EXERCISE AIM: From the listing below, return each line that includes "فروشنده".

RECORD SET:

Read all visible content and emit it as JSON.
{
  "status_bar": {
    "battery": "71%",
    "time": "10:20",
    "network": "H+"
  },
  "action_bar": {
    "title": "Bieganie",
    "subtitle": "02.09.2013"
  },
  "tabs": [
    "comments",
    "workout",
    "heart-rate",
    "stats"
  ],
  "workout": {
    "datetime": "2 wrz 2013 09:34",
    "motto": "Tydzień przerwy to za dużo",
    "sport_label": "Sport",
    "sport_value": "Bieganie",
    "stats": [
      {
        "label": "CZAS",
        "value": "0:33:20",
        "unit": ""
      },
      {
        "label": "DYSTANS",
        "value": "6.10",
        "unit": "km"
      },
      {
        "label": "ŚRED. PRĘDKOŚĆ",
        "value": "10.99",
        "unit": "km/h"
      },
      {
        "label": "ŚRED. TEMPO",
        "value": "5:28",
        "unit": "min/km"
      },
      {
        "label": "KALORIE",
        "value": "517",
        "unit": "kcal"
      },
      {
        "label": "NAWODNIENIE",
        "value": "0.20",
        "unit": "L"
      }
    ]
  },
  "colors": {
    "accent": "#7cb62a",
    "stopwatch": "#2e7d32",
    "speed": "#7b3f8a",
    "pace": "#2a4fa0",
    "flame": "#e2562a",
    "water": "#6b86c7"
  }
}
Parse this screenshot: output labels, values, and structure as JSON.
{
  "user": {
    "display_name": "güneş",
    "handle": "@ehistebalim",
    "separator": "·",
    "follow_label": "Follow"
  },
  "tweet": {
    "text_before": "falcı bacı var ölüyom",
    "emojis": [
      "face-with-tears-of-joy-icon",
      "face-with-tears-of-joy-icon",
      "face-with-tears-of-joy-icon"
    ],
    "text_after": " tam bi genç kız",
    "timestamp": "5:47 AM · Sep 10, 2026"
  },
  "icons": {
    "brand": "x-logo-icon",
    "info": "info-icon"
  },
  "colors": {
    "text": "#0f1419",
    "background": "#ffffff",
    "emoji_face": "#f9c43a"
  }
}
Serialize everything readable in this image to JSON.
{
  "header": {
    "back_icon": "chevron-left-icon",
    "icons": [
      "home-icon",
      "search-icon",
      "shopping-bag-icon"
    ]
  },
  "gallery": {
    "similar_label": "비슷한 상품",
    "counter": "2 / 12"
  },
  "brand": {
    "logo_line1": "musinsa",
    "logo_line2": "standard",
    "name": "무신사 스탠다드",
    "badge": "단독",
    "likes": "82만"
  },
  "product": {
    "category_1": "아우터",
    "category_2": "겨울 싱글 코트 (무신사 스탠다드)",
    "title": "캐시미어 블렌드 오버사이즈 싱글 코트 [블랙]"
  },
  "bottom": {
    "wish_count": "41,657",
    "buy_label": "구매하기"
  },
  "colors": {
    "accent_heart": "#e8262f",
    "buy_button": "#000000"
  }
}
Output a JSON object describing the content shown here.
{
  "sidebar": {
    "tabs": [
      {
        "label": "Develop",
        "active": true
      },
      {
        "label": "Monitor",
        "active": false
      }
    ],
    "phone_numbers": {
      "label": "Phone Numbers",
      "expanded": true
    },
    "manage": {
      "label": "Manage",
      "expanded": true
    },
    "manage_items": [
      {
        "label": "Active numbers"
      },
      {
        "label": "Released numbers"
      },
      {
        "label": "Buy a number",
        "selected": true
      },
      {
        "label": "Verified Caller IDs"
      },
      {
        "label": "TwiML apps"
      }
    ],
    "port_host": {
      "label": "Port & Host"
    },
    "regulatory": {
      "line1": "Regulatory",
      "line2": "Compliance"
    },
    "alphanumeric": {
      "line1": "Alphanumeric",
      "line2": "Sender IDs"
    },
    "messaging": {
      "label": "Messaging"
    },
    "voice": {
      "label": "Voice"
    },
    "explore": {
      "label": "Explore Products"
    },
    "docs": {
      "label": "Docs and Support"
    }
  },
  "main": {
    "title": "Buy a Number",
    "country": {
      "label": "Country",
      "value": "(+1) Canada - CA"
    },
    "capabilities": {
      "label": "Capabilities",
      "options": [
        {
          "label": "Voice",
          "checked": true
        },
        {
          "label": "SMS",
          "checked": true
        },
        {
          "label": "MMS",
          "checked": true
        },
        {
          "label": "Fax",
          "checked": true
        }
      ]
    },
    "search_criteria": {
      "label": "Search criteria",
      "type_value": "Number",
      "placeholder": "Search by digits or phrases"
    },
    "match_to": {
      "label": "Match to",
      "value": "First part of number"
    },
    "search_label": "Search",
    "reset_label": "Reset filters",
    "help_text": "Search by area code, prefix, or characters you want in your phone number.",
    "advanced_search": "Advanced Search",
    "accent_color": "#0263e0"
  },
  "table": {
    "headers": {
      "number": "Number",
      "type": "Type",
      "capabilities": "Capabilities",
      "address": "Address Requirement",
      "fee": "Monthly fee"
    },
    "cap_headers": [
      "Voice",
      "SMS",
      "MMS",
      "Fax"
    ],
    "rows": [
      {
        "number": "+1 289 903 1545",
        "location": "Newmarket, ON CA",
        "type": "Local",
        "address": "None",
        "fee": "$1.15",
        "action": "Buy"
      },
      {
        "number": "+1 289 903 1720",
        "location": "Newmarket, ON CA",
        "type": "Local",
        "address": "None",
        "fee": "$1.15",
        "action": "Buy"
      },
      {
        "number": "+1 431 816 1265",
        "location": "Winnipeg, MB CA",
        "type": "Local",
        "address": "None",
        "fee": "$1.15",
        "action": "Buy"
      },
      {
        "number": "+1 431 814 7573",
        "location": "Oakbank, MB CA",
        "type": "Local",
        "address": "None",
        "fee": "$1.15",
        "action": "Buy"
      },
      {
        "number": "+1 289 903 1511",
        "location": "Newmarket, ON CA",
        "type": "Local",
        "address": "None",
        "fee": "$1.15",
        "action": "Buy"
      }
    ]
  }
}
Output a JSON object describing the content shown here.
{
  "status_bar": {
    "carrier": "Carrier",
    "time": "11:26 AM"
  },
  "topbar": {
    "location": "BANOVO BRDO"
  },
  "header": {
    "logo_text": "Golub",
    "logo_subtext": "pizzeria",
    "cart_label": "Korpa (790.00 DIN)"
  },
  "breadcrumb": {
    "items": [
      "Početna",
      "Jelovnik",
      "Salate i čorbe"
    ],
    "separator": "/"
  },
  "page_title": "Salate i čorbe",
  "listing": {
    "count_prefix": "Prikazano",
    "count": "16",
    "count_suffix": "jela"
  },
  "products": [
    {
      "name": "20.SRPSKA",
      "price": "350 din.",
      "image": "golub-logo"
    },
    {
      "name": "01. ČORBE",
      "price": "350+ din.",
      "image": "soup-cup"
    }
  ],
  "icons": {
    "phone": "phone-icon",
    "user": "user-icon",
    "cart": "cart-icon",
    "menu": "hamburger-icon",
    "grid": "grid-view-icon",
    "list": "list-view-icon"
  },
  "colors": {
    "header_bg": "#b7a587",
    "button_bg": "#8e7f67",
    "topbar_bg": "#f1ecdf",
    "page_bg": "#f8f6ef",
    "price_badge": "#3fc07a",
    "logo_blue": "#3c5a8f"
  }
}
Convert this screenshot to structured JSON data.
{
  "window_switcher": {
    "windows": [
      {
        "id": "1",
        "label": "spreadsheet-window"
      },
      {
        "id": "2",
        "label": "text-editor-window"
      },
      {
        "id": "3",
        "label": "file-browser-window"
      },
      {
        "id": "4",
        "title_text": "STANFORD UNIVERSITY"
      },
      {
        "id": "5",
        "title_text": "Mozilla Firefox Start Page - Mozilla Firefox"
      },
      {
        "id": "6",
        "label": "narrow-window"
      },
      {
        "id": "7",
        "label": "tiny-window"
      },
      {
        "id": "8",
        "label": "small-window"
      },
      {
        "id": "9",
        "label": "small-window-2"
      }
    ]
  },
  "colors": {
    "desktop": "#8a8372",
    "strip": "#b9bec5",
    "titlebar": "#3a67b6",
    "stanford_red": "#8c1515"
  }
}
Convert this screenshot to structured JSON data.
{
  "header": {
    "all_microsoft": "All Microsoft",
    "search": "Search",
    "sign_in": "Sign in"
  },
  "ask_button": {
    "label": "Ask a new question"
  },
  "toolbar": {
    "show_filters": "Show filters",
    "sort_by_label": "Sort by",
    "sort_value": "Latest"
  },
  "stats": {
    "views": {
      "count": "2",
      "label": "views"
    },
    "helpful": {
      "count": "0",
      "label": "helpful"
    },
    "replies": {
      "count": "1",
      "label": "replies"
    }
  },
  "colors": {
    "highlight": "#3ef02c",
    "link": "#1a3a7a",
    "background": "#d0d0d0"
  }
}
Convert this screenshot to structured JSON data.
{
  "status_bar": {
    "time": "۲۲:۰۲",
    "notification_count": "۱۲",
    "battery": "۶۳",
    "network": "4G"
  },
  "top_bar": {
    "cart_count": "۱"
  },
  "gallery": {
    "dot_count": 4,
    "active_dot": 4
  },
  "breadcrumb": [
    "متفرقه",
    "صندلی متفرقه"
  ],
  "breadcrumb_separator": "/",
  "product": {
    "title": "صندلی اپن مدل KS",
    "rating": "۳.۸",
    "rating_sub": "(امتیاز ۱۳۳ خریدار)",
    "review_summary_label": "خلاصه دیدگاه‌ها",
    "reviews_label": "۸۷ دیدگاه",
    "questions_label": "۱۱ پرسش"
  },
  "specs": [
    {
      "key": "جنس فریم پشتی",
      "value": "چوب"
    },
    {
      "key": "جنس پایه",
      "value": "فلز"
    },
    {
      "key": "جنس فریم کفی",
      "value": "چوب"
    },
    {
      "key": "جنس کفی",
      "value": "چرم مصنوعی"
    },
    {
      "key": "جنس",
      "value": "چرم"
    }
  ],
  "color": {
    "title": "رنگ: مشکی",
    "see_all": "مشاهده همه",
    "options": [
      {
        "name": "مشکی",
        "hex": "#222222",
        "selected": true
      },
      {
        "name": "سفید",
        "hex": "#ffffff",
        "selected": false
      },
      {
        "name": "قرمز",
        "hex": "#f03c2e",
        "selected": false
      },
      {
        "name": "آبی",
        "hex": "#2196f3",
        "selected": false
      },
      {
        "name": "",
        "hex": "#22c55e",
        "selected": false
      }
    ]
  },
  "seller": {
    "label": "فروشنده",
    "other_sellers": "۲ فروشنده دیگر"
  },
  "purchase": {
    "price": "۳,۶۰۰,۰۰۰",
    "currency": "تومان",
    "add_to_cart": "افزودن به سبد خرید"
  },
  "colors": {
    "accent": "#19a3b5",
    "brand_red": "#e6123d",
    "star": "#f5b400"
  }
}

TASK SOLUTION:
    "label": "فروشنده",
    "other_sellers": "۲ فروشنده دیگر"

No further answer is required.